Go through the data below. Pull out every line that has the word "брокколи".

* _Data excerpts_:

.....

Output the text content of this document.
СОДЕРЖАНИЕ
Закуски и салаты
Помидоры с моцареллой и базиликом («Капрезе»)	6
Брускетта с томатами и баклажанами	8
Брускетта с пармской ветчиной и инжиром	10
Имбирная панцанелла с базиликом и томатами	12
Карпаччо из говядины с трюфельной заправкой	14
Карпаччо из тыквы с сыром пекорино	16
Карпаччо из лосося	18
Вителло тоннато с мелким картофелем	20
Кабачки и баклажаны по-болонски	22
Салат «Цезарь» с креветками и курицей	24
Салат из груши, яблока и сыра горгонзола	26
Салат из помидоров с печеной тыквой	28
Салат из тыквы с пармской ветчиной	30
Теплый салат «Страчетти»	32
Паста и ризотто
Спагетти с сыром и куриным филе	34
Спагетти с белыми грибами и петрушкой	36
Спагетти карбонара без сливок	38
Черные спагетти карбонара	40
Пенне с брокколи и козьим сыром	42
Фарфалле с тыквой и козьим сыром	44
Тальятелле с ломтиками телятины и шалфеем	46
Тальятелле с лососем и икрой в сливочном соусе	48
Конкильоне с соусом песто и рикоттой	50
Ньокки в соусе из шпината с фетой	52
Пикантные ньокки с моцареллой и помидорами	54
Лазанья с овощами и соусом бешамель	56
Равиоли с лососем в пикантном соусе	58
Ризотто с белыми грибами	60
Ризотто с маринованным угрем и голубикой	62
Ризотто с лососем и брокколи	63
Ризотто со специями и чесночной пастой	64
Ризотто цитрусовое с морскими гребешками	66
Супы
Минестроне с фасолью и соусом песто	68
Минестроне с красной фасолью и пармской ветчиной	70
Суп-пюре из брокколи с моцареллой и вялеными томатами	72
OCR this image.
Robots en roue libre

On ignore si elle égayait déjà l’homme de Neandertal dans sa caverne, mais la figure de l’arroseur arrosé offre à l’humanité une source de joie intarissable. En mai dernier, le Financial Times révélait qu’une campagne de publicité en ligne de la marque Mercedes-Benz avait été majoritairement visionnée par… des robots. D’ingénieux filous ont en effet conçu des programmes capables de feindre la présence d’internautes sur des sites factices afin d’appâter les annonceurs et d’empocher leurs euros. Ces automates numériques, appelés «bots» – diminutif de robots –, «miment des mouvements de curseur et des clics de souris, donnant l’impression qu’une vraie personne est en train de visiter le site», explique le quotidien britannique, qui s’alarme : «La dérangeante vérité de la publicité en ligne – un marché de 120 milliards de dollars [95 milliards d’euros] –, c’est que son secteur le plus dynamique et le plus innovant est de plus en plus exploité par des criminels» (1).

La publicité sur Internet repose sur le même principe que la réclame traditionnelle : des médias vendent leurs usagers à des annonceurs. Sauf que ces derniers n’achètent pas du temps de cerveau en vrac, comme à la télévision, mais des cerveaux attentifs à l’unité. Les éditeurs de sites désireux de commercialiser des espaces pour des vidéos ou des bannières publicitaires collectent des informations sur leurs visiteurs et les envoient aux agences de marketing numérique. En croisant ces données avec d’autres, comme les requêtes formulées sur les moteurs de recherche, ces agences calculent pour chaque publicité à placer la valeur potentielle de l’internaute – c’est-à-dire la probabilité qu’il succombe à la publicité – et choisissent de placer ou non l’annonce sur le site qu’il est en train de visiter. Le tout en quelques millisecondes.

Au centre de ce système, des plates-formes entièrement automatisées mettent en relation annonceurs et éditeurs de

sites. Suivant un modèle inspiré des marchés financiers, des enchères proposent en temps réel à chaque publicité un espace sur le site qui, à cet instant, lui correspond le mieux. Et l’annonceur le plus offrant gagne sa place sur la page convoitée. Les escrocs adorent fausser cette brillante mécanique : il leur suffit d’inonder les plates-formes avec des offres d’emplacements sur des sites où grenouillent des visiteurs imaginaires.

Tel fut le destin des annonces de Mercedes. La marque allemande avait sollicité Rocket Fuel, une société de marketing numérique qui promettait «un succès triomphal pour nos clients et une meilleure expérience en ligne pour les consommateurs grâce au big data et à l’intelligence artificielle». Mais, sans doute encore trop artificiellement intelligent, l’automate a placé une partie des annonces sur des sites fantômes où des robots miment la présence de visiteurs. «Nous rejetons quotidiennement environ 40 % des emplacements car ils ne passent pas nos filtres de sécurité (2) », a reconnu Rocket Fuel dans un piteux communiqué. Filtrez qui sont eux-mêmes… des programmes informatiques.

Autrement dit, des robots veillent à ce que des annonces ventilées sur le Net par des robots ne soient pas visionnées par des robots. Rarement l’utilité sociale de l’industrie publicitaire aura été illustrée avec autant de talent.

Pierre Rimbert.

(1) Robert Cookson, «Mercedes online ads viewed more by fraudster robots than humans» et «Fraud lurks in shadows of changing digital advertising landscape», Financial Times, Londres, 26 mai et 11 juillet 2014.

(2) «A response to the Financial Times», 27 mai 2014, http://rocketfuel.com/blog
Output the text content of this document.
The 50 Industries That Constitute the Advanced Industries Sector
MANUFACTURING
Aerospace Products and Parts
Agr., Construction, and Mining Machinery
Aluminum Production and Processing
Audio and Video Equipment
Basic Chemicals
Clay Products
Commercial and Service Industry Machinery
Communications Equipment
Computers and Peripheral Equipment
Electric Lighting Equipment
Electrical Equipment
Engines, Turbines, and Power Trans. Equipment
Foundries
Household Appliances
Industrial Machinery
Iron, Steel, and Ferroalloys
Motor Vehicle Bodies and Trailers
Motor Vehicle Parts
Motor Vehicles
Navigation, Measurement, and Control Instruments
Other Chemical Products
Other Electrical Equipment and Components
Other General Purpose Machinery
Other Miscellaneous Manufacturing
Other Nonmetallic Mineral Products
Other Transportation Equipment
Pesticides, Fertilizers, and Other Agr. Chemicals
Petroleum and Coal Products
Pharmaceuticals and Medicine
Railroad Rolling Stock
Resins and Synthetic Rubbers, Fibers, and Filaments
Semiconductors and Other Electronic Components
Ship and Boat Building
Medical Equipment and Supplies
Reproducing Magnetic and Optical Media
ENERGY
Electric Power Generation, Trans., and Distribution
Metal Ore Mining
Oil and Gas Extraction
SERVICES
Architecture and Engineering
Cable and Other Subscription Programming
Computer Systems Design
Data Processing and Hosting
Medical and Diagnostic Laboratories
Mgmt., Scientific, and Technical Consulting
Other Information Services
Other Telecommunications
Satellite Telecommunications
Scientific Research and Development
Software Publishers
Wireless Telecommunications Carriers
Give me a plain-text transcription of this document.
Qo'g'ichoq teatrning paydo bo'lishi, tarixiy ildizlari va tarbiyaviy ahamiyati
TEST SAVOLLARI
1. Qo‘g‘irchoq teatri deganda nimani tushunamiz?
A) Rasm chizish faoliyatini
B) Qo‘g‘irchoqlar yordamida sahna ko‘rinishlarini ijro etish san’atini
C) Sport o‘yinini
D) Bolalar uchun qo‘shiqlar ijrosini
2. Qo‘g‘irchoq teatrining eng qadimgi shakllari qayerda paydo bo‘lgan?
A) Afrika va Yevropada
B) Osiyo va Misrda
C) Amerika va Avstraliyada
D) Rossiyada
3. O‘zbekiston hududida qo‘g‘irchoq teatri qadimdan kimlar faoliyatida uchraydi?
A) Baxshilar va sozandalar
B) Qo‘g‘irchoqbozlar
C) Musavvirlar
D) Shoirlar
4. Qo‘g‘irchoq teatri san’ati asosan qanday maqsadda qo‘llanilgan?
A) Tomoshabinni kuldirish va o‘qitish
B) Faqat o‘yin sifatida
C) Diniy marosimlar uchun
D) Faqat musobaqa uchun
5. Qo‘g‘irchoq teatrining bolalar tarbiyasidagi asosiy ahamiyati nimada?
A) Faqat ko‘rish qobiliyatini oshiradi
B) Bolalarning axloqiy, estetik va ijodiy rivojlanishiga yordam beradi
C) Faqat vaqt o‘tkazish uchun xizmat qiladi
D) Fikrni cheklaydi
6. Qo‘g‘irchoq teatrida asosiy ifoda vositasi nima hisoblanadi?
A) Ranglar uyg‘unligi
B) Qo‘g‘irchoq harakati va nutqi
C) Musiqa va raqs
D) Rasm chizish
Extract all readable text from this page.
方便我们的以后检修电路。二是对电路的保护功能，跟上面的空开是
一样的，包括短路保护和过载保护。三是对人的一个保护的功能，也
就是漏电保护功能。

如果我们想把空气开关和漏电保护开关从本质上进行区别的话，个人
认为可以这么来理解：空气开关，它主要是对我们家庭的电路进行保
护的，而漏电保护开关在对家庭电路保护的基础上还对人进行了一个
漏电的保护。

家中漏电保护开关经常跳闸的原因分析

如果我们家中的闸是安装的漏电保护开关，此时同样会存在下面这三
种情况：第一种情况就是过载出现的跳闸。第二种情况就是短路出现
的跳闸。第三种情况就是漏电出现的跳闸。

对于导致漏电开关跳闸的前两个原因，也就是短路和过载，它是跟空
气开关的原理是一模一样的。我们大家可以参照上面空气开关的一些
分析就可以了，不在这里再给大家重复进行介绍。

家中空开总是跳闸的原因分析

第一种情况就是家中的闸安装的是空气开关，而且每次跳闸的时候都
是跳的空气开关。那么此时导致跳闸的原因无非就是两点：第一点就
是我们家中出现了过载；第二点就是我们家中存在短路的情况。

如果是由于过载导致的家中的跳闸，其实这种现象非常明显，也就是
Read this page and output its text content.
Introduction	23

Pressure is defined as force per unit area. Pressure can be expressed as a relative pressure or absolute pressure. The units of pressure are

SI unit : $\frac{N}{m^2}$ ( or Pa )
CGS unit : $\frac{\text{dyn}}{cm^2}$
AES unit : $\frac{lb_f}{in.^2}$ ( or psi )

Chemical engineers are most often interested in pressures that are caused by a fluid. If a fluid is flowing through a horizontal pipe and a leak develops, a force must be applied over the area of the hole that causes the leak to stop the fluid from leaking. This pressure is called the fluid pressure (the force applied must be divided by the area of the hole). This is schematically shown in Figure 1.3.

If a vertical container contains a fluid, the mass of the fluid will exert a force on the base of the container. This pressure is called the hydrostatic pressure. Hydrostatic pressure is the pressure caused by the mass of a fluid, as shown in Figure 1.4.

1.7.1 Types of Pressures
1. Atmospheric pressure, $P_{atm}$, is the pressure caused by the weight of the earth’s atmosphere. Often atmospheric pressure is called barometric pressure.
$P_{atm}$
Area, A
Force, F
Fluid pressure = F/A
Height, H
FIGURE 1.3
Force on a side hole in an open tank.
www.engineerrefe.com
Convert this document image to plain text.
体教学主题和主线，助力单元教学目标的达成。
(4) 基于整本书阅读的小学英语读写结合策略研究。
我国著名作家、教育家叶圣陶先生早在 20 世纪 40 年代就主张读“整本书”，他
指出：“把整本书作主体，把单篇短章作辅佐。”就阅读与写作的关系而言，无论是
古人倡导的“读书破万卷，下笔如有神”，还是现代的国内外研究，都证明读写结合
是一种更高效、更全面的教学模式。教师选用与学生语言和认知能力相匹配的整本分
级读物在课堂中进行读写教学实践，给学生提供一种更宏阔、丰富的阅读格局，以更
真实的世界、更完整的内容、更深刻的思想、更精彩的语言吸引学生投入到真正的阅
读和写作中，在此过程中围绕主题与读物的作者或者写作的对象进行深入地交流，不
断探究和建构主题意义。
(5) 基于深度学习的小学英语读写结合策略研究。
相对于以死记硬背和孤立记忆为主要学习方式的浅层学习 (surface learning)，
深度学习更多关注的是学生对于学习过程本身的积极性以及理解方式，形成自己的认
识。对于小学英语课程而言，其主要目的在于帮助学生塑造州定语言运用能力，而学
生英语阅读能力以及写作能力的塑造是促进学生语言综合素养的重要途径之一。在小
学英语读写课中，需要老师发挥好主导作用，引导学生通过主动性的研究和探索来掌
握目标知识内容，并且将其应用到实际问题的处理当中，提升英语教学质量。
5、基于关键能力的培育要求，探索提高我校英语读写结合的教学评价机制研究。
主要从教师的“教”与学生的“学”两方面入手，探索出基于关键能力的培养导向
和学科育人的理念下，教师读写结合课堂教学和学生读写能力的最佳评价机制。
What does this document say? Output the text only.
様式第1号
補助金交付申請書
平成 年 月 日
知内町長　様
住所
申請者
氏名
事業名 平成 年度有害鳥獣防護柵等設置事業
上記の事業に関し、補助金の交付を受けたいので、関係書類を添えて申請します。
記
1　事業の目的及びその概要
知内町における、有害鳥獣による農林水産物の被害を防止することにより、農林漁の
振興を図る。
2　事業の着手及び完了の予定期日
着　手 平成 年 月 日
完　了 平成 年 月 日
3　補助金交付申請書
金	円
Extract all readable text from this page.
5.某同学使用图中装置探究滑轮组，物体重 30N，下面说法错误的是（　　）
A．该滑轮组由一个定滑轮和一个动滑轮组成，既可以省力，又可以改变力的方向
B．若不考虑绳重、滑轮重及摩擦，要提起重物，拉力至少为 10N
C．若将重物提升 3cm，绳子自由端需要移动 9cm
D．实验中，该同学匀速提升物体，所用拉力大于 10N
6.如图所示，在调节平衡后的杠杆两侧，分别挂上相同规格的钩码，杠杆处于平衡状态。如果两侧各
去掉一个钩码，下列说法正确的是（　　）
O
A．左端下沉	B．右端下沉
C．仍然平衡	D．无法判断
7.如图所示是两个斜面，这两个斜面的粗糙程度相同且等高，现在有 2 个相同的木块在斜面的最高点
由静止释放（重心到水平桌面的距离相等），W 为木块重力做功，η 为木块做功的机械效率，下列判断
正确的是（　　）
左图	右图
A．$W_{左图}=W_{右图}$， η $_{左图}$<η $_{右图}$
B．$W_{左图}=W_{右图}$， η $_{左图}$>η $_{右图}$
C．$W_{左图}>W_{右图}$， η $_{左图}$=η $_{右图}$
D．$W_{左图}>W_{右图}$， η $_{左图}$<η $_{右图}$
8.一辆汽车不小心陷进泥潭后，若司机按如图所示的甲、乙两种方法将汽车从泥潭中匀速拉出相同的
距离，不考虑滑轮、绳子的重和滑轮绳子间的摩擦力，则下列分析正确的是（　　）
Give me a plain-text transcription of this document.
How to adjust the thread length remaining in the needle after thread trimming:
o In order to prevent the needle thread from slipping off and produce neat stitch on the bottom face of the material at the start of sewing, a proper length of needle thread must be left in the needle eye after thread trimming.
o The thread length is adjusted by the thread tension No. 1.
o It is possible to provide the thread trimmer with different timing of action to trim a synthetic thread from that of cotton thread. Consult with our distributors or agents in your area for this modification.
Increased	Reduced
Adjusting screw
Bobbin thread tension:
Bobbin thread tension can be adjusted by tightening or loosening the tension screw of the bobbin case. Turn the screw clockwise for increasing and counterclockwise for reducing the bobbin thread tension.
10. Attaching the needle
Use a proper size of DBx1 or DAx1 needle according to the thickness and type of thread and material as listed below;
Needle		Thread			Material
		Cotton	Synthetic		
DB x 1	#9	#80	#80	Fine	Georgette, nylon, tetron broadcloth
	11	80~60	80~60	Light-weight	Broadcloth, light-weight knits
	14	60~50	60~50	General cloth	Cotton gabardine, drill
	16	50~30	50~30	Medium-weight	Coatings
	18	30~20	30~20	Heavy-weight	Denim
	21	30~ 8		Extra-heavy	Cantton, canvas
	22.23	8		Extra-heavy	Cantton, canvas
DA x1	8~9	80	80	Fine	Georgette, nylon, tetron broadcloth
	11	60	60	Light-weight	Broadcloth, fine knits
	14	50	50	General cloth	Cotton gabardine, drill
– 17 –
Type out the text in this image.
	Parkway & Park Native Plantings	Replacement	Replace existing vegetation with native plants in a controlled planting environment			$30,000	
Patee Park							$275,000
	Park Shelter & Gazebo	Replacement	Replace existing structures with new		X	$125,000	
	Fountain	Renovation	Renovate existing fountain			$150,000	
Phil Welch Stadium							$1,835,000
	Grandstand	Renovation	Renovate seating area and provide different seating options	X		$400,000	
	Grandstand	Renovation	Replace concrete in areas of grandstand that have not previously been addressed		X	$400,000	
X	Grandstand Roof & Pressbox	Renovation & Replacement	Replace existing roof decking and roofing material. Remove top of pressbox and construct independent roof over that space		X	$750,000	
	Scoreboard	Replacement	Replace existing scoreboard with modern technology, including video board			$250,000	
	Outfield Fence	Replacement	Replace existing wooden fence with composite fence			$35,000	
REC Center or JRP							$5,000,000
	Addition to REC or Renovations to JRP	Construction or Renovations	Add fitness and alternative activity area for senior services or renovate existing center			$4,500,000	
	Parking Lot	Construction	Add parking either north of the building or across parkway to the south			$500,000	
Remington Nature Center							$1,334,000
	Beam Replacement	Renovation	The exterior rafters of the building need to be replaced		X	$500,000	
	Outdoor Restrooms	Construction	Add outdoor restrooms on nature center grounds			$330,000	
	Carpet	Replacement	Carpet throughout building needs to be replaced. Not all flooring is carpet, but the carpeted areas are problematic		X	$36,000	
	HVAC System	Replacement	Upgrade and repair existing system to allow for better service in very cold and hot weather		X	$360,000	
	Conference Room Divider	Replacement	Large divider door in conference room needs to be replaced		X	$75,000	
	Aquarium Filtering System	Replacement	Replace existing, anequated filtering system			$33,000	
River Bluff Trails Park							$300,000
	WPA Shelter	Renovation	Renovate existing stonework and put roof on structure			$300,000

.....

* _RESULT OF THIS EXERCISE_:
Пенне с брокколи и козьим сыром	42
Ризотто с лососем и брокколи	63
Суп-пюре из брокколи с моцареллой и вялеными томатами	72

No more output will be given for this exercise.